EXERCISE DIRECTIONS:
The answer must consist of every line below that contains the word "health".

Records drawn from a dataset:
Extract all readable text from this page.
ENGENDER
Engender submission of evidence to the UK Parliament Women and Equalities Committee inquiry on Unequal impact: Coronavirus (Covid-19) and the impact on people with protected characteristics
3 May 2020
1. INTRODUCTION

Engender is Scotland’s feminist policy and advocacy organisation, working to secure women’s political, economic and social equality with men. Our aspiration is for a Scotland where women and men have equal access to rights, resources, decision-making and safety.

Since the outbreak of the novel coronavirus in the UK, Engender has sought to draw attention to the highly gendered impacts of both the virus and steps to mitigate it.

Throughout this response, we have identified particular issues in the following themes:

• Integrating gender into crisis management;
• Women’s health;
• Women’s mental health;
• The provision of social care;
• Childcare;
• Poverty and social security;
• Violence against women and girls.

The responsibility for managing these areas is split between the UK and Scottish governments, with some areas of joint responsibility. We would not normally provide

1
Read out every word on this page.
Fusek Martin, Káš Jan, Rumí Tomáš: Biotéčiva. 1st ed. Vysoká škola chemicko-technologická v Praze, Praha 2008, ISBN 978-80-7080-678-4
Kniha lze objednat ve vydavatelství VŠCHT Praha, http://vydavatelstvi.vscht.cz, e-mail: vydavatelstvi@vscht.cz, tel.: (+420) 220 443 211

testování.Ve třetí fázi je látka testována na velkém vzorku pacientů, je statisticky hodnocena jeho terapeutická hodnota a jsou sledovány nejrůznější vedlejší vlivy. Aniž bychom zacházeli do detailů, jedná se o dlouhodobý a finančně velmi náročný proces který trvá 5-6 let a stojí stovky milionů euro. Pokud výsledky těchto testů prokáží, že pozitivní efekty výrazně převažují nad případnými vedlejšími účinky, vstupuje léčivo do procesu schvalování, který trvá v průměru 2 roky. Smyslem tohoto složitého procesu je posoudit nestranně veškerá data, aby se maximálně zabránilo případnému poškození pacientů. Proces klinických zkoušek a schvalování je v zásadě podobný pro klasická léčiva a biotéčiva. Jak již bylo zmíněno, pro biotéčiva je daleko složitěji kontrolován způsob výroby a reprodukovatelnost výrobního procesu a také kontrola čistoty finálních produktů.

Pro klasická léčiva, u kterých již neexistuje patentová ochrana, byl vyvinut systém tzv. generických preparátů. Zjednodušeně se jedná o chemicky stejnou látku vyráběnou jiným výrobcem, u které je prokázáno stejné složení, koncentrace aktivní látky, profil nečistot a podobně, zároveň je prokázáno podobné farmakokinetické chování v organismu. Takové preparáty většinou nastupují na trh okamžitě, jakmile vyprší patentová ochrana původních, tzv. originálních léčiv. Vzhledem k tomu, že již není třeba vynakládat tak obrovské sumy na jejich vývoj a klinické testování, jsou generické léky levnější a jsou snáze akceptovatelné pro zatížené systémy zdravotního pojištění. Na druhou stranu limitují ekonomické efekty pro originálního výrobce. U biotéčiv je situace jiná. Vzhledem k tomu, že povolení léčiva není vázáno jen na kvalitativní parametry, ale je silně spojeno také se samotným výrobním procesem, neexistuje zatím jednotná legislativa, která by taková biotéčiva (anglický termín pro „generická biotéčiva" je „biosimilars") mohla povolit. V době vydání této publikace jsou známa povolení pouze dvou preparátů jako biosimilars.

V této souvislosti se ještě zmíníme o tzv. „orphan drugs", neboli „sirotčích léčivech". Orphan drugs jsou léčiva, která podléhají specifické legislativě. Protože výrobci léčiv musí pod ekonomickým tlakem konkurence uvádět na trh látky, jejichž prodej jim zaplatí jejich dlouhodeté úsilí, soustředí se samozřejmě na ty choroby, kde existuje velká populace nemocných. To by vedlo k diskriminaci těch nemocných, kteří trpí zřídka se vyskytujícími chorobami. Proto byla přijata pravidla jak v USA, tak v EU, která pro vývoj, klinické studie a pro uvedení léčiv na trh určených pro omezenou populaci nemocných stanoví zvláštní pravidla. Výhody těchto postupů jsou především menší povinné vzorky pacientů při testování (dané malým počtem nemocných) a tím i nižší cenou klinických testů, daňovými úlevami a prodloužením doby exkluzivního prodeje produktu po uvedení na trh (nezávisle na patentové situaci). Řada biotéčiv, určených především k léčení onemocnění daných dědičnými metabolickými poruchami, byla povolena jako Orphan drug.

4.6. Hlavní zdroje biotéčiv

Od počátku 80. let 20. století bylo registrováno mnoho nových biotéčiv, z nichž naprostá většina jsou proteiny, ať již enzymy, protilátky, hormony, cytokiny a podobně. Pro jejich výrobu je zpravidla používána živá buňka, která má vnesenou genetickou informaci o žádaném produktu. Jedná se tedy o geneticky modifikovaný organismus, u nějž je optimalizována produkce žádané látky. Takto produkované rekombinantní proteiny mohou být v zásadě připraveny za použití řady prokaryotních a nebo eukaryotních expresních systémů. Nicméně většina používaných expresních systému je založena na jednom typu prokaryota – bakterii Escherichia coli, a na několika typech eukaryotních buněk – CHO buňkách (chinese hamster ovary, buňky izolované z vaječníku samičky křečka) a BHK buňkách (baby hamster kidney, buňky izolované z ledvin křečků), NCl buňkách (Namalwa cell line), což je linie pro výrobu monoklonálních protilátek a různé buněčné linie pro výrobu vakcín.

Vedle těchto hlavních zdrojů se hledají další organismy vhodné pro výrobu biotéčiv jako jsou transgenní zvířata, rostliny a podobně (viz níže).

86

RESPONSE AREA:
• Women’s health;
• Women’s mental health;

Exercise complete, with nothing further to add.